WHAT THIS TASK INVOLVES
In this exercise, return the whole listing exactly, excluding any images.

EXERCISE INPUT
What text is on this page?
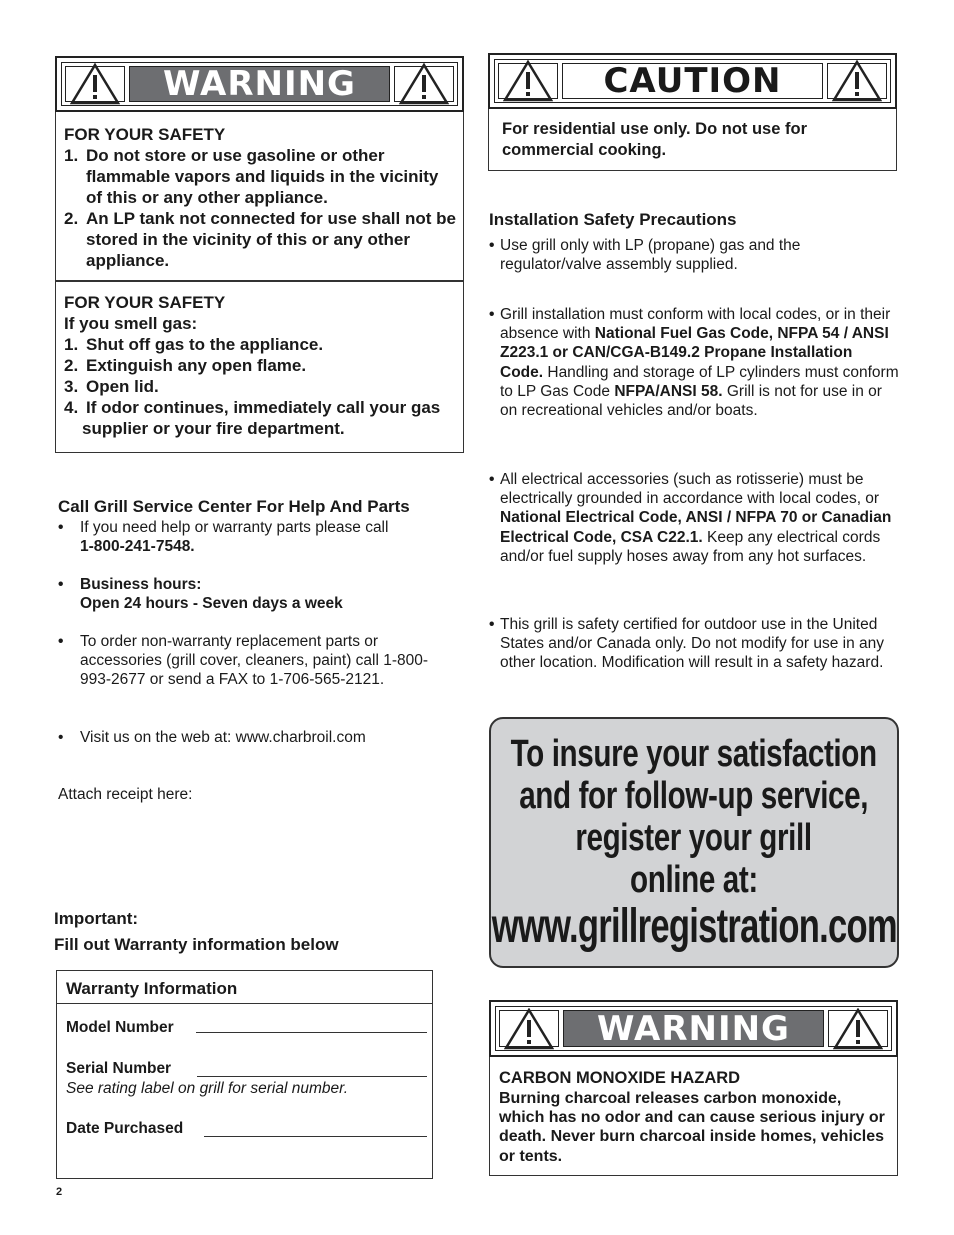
WARNING
FOR YOUR SAFETY
1. Do not store or use gasoline or other flammable vapors and liquids in the vicinity of this or any other appliance.
2. An LP tank not connected for use shall not be stored in the vicinity of this or any other appliance.
FOR YOUR SAFETY
If you smell gas:
1. Shut off gas to the appliance.
2. Extinguish any open flame.
3. Open lid.
4. If odor continues, immediately call your gas supplier or your fire department.
CAUTION
For residential use only. Do not use for commercial cooking.
Installation Safety Precautions
• Use grill only with LP (propane) gas and the regulator/valve assembly supplied.
• Grill installation must conform with local codes, or in their absence with National Fuel Gas Code, NFPA 54 / ANSI Z223.1 or CAN/CGA-B149.2 Propane Installation Code. Handling and storage of LP cylinders must conform to LP Gas Code NFPA/ANSI 58. Grill is not for use in or on recreational vehicles and/or boats.
• All electrical accessories (such as rotisserie) must be electrically grounded in accordance with local codes, or National Electrical Code, ANSI / NFPA 70 or Canadian Electrical Code, CSA C22.1. Keep any electrical cords and/or fuel supply hoses away from any hot surfaces.
• This grill is safety certified for outdoor use in the United States and/or Canada only. Do not modify for use in any other location. Modification will result in a safety hazard.
Call Grill Service Center For Help And Parts
•	If you need help or warranty parts please call
1-800-241-7548.
•	Business hours:
Open 24 hours - Seven days a week
•	To order non-warranty replacement parts or accessories (grill cover, cleaners, paint) call 1-800-993-2677 or send a FAX to 1-706-565-2121.
•	Visit us on the web at: www.charbroil.com
Attach receipt here:
To insure your satisfaction
and for follow-up service,
register your grill
online at:
www.grillregistration.com
Important:
Fill out Warranty information below
Warranty Information
Model Number
Serial Number
See rating label on grill for serial number.
Date Purchased
WARNING
CARBON MONOXIDE HAZARD
Burning charcoal releases carbon monoxide, which has no odor and can cause serious injury or death. Never burn charcoal inside homes, vehicles or tents.
2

THE RESULT
What text is on this page?
WARNING
FOR YOUR SAFETY
1. Do not store or use gasoline or other flammable vapors and liquids in the vicinity of this or any other appliance.
2. An LP tank not connected for use shall not be stored in the vicinity of this or any other appliance.
FOR YOUR SAFETY
If you smell gas:
1. Shut off gas to the appliance.
2. Extinguish any open flame.
3. Open lid.
4. If odor continues, immediately call your gas supplier or your fire department.
CAUTION
For residential use only. Do not use for commercial cooking.
Installation Safety Precautions
• Use grill only with LP (propane) gas and the regulator/valve assembly supplied.
• Grill installation must conform with local codes, or in their absence with National Fuel Gas Code, NFPA 54 / ANSI Z223.1 or CAN/CGA-B149.2 Propane Installation Code. Handling and storage of LP cylinders must conform to LP Gas Code NFPA/ANSI 58. Grill is not for use in or on recreational vehicles and/or boats.
• All electrical accessories (such as rotisserie) must be electrically grounded in accordance with local codes, or National Electrical Code, ANSI / NFPA 70 or Canadian Electrical Code, CSA C22.1. Keep any electrical cords and/or fuel supply hoses away from any hot surfaces.
• This grill is safety certified for outdoor use in the United States and/or Canada only. Do not modify for use in any other location. Modification will result in a safety hazard.
Call Grill Service Center For Help And Parts
•	If you need help or warranty parts please call
1-800-241-7548.
•	Business hours:
Open 24 hours - Seven days a week
•	To order non-warranty replacement parts or accessories (grill cover, cleaners, paint) call 1-800-993-2677 or send a FAX to 1-706-565-2121.
•	Visit us on the web at: www.charbroil.com
Attach receipt here:
To insure your satisfaction
and for follow-up service,
register your grill
online at:
www.grillregistration.com
Important:
Fill out Warranty information below
Warranty Information
Model Number
Serial Number
See rating label on grill for serial number.
Date Purchased
WARNING
CARBON MONOXIDE HAZARD
Burning charcoal releases carbon monoxide, which has no odor and can cause serious injury or death. Never burn charcoal inside homes, vehicles or tents.
2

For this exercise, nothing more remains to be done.